(Lines of data)

+ + + + +

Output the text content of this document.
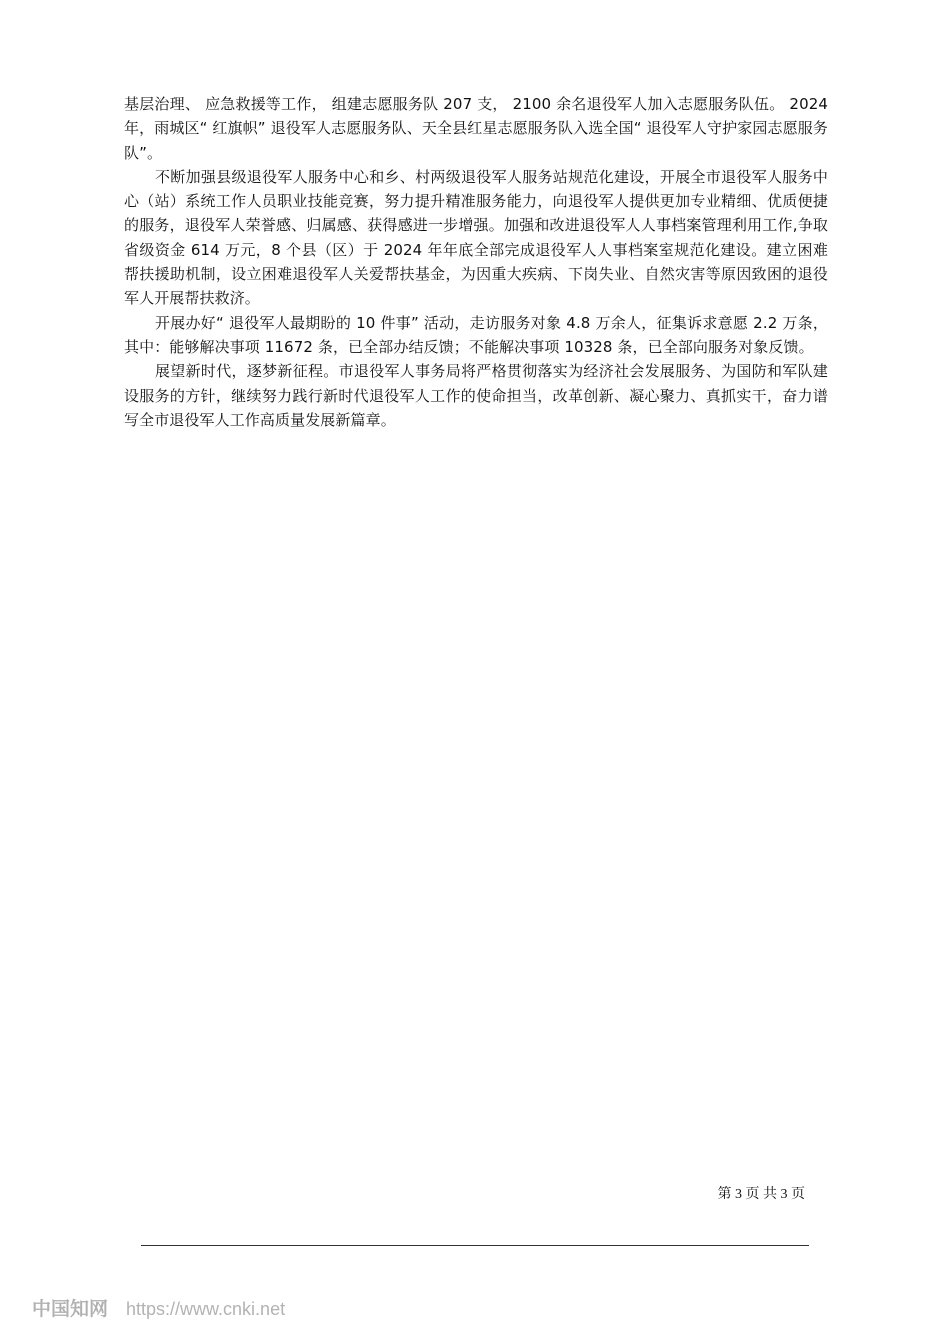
基层治理、 应急救援等工作， 组建志愿服务队 207 支， 2100 余名退役军人加入志愿服务队伍。 2024 年，雨城区“ 红旗帜” 退役军人志愿服务队、天全县红星志愿服务队入选全国“ 退役军人守护家园志愿服务队”。

不断加强县级退役军人服务中心和乡、村两级退役军人服务站规范化建设，开展全市退役军人服务中心（站）系统工作人员职业技能竞赛，努力提升精准服务能力，向退役军人提供更加专业精细、优质便捷的服务，退役军人荣誉感、归属感、获得感进一步增强。加强和改进退役军人人事档案管理利用工作,争取省级资金 614 万元，8 个县（区）于 2024 年年底全部完成退役军人人事档案室规范化建设。建立困难帮扶援助机制，设立困难退役军人关爱帮扶基金，为因重大疾病、下岗失业、自然灾害等原因致困的退役军人开展帮扶救济。

开展办好“ 退役军人最期盼的 10 件事” 活动，走访服务对象 4.8 万余人，征集诉求意愿 2.2 万条，其中：能够解决事项 11672 条，已全部办结反馈；不能解决事项 10328 条，已全部向服务对象反馈。

展望新时代，逐梦新征程。市退役军人事务局将严格贯彻落实为经济社会发展服务、为国防和军队建设服务的方针，继续努力践行新时代退役军人工作的使命担当，改革创新、凝心聚力、真抓实干，奋力谱写全市退役军人工作高质量发展新篇章。

第 3 页 共 3 页
中国知网 https://www.cnki.net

+ + + + +

> [GOAL] Every entry must be reproduced exactly, with the images left out.

> [TASK RESULT]
Output the text content of this document.
基层治理、 应急救援等工作， 组建志愿服务队 207 支， 2100 余名退役军人加入志愿服务队伍。 2024 年，雨城区“ 红旗帜” 退役军人志愿服务队、天全县红星志愿服务队入选全国“ 退役军人守护家园志愿服务队”。

不断加强县级退役军人服务中心和乡、村两级退役军人服务站规范化建设，开展全市退役军人服务中心（站）系统工作人员职业技能竞赛，努力提升精准服务能力，向退役军人提供更加专业精细、优质便捷的服务，退役军人荣誉感、归属感、获得感进一步增强。加强和改进退役军人人事档案管理利用工作,争取省级资金 614 万元，8 个县（区）于 2024 年年底全部完成退役军人人事档案室规范化建设。建立困难帮扶援助机制，设立困难退役军人关爱帮扶基金，为因重大疾病、下岗失业、自然灾害等原因致困的退役军人开展帮扶救济。

开展办好“ 退役军人最期盼的 10 件事” 活动，走访服务对象 4.8 万余人，征集诉求意愿 2.2 万条，其中：能够解决事项 11672 条，已全部办结反馈；不能解决事项 10328 条，已全部向服务对象反馈。

展望新时代，逐梦新征程。市退役军人事务局将严格贯彻落实为经济社会发展服务、为国防和军队建设服务的方针，继续努力践行新时代退役军人工作的使命担当，改革创新、凝心聚力、真抓实干，奋力谱写全市退役军人工作高质量发展新篇章。

第 3 页 共 3 页
中国知网 https://www.cnki.net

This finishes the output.